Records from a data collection
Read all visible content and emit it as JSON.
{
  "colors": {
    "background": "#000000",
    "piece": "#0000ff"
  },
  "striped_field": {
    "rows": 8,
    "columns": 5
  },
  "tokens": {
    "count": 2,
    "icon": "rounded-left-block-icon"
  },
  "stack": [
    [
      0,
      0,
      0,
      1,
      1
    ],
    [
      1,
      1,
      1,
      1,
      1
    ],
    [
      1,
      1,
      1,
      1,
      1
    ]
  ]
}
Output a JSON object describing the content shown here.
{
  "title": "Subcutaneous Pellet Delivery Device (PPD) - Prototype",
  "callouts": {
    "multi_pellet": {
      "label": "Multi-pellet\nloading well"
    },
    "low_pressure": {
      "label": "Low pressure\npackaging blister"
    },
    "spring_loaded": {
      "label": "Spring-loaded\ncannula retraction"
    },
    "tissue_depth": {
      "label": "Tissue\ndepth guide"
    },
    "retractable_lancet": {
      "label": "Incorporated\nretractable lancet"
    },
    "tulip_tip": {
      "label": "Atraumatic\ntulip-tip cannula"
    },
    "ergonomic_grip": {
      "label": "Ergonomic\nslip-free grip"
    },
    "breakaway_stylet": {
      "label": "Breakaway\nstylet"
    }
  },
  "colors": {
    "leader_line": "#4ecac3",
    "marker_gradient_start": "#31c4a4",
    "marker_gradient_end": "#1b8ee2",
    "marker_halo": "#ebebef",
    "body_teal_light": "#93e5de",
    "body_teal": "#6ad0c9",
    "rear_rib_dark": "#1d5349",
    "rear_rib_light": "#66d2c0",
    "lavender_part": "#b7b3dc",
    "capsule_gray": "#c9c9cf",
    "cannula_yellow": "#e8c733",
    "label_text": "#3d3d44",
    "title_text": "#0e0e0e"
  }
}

==

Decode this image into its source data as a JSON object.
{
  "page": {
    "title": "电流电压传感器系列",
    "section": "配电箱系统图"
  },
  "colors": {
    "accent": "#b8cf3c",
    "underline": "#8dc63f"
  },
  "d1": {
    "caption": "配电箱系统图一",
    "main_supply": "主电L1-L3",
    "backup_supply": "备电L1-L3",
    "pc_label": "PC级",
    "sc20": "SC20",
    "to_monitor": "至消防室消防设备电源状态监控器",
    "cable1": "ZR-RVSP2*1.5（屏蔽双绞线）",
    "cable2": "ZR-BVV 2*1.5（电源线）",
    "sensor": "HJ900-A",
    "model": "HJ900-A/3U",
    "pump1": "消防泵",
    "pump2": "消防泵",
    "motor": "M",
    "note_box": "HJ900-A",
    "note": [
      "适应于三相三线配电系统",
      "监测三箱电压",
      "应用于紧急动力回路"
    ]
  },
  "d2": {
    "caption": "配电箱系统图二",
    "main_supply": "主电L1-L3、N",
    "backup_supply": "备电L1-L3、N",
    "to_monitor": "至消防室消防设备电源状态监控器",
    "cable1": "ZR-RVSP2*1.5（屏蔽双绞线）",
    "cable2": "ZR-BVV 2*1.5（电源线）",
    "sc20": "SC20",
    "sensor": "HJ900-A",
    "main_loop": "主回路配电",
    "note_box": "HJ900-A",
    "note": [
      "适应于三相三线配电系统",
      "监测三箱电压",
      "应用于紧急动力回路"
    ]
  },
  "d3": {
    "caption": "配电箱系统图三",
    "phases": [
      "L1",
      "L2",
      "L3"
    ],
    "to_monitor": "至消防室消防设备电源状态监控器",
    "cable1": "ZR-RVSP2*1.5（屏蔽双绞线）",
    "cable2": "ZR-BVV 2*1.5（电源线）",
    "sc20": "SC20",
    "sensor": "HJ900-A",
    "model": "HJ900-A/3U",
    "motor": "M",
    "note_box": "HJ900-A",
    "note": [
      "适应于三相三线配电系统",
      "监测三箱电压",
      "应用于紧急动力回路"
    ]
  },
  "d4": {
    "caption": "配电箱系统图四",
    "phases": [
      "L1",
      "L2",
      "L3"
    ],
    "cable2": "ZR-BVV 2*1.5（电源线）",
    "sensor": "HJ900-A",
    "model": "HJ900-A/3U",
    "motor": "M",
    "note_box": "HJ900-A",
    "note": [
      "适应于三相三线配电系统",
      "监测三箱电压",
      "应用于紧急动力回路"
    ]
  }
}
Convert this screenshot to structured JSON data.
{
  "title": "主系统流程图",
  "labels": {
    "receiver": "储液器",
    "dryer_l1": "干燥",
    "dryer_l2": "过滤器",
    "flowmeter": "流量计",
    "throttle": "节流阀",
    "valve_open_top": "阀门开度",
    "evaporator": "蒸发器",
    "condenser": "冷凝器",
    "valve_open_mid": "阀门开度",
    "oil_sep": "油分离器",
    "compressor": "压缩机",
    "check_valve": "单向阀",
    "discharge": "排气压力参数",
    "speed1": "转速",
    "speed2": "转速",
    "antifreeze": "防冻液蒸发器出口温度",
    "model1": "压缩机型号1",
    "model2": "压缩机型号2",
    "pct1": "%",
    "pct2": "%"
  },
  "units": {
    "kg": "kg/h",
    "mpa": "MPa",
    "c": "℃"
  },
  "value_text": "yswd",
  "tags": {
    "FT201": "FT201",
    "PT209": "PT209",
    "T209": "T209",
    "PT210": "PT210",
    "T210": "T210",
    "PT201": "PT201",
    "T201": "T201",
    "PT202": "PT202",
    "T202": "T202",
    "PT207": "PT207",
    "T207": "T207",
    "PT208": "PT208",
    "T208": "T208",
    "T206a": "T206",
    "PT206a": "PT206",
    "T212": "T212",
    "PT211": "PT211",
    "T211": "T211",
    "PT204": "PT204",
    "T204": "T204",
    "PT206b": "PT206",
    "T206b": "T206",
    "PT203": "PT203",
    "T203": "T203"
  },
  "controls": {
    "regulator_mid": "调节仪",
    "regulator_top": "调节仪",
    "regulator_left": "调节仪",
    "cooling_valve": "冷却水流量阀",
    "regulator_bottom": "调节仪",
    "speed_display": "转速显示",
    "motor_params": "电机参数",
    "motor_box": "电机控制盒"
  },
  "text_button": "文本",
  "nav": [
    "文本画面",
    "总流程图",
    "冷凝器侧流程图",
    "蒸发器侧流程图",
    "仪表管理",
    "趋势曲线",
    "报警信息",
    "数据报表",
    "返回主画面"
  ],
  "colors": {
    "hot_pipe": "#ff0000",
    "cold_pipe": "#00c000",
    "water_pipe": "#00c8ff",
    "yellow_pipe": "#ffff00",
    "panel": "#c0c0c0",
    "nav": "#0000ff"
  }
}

→ Short problem: Using the listing above, return all lines where the word "JSON" occurs.

→ Task result:
Read all visible content and emit it as JSON.
Output a JSON object describing the content shown here.
Decode this image into its source data as a JSON object.
Convert this screenshot to structured JSON data.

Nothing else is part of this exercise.